What you will do.
Gather all lines in the records below that include the word "type".

Records provided.
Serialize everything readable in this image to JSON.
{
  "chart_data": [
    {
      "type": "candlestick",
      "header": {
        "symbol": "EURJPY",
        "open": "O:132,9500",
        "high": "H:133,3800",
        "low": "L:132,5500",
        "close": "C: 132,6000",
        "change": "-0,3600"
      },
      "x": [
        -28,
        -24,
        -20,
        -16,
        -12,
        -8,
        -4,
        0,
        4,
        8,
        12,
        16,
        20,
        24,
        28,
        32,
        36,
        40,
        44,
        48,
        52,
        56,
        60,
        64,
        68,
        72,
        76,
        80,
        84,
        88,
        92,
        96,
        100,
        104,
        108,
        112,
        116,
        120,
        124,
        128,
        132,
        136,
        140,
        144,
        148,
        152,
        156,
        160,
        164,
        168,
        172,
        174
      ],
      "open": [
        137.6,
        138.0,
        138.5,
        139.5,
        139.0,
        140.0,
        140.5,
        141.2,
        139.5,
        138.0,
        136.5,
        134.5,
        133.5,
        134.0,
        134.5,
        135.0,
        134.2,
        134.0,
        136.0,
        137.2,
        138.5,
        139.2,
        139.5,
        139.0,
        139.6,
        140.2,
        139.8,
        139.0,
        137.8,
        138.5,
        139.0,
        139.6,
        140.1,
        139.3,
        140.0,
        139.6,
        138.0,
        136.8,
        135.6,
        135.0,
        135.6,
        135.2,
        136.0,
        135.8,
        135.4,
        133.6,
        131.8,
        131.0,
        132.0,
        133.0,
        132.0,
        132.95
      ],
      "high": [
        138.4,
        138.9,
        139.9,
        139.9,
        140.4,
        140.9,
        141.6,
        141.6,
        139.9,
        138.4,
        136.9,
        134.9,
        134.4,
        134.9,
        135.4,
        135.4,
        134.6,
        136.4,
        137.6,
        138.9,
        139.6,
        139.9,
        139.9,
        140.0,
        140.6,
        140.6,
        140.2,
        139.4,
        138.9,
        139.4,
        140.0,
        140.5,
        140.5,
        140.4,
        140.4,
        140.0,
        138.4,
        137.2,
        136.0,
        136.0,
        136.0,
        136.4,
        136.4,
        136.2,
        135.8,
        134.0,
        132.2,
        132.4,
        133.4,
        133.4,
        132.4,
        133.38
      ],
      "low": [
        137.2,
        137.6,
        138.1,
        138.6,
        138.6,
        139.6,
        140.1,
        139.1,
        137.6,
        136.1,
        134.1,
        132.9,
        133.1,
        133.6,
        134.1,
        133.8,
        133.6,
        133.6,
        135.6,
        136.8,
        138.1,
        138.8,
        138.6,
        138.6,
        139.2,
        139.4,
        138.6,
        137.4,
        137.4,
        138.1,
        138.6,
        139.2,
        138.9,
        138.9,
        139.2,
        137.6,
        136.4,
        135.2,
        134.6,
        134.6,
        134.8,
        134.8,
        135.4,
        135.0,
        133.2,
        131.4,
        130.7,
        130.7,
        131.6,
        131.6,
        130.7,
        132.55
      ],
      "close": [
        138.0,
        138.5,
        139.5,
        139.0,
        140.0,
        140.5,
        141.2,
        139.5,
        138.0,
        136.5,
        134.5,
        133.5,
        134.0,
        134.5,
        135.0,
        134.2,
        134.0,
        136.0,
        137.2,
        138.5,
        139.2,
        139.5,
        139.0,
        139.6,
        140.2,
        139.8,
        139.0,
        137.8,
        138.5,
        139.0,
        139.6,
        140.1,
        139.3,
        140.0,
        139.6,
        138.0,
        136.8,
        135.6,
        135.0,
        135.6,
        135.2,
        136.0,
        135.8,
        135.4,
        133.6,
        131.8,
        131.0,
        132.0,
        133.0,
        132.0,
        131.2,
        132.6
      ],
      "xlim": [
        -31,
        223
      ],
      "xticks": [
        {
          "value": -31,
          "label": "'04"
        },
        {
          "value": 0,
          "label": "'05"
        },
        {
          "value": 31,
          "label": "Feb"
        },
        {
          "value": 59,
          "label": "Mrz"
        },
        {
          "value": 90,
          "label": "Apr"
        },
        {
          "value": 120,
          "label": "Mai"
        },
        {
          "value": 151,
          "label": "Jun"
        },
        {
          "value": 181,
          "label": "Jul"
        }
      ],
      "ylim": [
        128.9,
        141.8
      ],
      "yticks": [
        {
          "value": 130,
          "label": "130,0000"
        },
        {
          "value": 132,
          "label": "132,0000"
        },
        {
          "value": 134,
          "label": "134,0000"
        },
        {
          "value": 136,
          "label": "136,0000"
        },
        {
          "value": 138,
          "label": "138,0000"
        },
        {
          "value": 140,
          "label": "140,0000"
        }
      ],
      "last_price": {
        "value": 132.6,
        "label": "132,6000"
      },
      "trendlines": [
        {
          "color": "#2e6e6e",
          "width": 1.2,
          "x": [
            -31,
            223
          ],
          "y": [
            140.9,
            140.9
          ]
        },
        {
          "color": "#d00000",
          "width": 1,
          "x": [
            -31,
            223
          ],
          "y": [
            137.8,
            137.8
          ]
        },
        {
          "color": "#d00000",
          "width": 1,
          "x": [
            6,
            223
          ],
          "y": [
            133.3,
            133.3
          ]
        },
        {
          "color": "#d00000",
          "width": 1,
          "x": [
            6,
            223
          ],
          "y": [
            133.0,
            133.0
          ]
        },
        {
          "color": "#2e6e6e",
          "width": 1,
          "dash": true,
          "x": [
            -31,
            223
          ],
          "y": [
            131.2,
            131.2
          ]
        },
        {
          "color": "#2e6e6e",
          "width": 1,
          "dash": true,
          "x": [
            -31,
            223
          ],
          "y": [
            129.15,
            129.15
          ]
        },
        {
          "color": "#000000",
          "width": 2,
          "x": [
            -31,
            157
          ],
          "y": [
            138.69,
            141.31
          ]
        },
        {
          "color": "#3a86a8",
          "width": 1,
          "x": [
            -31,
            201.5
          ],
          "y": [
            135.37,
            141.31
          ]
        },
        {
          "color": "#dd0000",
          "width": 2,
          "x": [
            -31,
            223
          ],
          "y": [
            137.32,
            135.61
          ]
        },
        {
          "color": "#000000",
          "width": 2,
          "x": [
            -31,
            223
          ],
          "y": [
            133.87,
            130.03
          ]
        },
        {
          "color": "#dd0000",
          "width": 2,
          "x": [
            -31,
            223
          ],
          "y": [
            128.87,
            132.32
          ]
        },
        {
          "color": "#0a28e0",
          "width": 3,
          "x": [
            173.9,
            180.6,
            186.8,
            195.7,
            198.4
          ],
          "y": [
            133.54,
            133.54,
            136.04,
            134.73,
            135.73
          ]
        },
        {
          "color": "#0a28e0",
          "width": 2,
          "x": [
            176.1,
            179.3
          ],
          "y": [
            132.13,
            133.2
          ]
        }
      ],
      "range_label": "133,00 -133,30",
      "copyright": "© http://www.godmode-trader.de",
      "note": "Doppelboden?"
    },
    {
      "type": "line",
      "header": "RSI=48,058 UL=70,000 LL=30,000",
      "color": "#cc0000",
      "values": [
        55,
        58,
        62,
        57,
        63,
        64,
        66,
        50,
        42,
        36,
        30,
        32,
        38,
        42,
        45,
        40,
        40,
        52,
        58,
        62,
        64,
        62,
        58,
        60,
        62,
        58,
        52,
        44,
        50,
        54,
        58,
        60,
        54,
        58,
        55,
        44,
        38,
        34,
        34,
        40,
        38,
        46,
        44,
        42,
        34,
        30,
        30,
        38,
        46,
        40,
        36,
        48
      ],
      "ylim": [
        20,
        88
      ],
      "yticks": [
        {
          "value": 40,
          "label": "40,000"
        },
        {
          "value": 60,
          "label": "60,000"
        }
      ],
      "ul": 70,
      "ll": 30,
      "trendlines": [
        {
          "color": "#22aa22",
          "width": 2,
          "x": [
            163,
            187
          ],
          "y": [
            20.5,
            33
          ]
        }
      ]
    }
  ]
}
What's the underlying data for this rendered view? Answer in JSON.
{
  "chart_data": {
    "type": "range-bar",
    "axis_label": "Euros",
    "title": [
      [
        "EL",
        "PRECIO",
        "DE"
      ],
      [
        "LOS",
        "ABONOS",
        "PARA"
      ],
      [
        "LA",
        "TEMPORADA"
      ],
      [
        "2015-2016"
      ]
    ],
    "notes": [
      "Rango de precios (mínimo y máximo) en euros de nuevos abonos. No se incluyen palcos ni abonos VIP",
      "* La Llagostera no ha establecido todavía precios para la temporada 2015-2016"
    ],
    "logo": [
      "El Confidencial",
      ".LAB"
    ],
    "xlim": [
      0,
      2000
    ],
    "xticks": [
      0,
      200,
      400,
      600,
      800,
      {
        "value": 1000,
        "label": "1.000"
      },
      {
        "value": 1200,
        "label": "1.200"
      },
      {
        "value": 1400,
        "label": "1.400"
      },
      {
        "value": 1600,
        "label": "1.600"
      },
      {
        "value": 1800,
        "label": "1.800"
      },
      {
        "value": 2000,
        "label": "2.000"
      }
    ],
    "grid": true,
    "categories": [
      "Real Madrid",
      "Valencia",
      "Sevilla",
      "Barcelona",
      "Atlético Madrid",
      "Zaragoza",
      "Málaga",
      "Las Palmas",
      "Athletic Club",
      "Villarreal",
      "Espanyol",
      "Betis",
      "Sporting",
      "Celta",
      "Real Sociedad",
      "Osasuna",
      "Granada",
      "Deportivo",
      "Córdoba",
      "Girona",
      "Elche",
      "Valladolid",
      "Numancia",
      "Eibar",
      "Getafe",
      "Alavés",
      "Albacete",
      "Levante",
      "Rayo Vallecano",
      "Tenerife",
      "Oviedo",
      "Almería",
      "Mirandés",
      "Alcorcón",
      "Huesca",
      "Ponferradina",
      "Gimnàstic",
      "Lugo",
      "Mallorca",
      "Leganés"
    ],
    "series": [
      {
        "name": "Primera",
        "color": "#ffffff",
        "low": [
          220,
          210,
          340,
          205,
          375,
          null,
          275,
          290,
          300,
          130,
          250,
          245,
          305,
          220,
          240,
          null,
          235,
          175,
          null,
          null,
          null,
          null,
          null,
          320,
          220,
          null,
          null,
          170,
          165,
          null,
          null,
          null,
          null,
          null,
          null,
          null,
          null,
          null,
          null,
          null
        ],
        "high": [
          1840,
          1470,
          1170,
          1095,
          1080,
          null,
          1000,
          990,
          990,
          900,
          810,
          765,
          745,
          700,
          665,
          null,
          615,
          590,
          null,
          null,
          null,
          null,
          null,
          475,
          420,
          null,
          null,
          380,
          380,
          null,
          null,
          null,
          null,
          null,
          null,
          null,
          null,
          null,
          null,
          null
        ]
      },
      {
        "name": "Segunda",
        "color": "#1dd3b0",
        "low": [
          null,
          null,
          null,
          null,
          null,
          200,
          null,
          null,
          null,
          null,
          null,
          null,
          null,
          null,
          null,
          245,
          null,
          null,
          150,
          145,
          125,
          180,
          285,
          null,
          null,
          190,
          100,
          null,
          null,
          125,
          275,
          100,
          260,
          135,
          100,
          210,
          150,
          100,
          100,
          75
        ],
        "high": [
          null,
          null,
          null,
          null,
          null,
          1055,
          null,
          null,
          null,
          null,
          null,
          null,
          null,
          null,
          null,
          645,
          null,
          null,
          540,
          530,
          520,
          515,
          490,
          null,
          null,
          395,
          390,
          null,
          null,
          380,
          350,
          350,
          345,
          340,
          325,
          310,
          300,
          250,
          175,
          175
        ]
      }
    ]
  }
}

Answer to this exercise.
      "type": "candlestick",
      "type": "line",
    "type": "range-bar",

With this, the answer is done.